#### What this task involves
Gather from the material every line that contains the string "August".

=====

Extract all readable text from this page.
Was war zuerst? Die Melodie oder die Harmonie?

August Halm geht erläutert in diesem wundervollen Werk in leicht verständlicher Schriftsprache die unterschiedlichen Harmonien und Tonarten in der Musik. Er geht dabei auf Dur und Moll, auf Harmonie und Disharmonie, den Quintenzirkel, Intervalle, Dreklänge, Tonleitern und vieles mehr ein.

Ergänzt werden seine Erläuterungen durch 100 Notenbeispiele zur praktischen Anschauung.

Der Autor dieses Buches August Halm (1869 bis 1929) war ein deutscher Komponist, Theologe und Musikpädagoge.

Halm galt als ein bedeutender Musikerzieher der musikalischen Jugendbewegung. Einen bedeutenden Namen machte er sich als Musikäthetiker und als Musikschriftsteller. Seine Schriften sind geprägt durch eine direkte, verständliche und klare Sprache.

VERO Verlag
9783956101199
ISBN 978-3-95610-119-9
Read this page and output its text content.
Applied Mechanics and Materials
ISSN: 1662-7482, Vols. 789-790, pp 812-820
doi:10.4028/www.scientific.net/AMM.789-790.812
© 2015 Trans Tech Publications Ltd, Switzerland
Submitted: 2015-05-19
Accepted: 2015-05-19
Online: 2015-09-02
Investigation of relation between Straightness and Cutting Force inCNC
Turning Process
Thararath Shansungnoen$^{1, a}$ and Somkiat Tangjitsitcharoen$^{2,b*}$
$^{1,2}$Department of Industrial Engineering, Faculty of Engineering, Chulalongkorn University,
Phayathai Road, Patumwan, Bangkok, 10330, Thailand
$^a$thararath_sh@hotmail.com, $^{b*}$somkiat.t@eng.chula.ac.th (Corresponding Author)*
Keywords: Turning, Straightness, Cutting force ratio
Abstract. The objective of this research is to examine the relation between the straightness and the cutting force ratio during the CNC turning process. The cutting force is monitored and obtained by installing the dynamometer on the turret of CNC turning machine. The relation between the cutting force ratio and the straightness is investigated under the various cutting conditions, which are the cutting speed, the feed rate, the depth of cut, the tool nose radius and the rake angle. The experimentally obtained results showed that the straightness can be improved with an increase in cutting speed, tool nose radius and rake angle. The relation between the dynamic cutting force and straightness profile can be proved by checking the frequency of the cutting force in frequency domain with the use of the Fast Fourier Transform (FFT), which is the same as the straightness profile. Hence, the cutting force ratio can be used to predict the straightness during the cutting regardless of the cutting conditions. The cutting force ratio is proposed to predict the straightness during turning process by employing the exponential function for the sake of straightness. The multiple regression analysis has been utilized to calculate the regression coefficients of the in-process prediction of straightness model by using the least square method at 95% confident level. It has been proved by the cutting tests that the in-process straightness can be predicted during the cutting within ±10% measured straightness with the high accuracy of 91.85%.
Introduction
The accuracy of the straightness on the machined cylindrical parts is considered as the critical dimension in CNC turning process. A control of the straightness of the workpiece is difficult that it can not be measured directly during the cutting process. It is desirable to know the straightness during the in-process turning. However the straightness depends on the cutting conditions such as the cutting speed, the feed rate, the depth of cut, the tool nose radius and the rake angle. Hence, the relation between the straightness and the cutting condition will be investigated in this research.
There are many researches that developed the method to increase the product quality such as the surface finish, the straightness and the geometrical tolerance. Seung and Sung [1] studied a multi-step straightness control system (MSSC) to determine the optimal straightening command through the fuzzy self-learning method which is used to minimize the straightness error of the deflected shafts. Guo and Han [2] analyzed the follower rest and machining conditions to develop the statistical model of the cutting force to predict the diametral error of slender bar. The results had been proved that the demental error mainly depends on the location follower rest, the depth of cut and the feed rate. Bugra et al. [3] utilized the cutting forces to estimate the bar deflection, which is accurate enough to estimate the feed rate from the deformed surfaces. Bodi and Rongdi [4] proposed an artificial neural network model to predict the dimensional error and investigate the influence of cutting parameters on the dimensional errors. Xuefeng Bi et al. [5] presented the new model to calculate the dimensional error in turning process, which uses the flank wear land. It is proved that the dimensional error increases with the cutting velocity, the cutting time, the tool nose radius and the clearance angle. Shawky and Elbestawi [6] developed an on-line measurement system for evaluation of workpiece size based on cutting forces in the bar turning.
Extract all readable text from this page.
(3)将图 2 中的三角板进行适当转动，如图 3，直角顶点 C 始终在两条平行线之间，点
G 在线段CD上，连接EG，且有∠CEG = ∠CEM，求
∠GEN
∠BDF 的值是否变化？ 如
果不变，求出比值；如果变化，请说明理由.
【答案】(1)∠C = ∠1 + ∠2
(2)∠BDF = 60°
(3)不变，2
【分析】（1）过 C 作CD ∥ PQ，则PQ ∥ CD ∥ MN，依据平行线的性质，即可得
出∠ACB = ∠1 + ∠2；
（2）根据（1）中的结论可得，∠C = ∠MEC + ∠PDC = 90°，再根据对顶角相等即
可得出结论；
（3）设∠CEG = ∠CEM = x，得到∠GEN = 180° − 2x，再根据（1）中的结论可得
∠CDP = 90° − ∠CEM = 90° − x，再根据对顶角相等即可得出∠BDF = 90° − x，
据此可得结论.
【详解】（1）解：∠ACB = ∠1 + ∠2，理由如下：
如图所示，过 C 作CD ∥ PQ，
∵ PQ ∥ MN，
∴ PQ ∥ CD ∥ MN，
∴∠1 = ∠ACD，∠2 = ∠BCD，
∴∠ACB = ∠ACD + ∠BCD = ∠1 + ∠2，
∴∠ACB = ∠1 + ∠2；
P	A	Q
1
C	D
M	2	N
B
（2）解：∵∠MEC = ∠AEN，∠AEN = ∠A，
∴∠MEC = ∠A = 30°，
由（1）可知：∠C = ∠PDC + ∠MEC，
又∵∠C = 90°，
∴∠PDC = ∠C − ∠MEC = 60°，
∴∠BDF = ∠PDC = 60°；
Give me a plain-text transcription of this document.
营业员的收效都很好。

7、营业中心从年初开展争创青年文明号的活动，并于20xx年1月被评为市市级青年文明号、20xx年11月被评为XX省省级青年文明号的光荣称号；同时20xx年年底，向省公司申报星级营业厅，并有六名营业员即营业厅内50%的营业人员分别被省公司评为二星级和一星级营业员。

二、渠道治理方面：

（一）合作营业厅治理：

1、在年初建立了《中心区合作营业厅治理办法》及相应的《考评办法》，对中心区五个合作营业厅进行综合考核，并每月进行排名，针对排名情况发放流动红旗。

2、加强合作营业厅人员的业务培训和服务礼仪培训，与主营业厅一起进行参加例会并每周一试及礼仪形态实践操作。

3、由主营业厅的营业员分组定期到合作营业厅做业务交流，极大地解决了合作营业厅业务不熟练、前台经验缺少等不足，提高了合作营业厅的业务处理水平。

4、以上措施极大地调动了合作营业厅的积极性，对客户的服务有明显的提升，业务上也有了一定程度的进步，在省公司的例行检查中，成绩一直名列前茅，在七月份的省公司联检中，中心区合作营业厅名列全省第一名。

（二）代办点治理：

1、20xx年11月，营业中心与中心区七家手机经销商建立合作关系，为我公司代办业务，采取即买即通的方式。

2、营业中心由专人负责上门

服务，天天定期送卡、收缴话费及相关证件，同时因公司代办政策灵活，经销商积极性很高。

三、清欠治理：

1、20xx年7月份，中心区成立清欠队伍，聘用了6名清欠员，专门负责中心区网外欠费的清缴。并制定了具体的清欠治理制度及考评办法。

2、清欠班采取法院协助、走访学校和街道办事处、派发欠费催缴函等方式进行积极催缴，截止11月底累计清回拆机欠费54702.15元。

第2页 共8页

=====

#### Solved exercise
August Halm geht erläutert in diesem wundervollen Werk in leicht verständlicher Schriftsprache die unterschiedlichen Harmonien und Tonarten in der Musik. Er geht dabei auf Dur und Moll, auf Harmonie und Disharmonie, den Quintenzirkel, Intervalle, Dreklänge, Tonleitern und vieles mehr ein.
Der Autor dieses Buches August Halm (1869 bis 1929) war ein deutscher Komponist, Theologe und Musikpädagoge.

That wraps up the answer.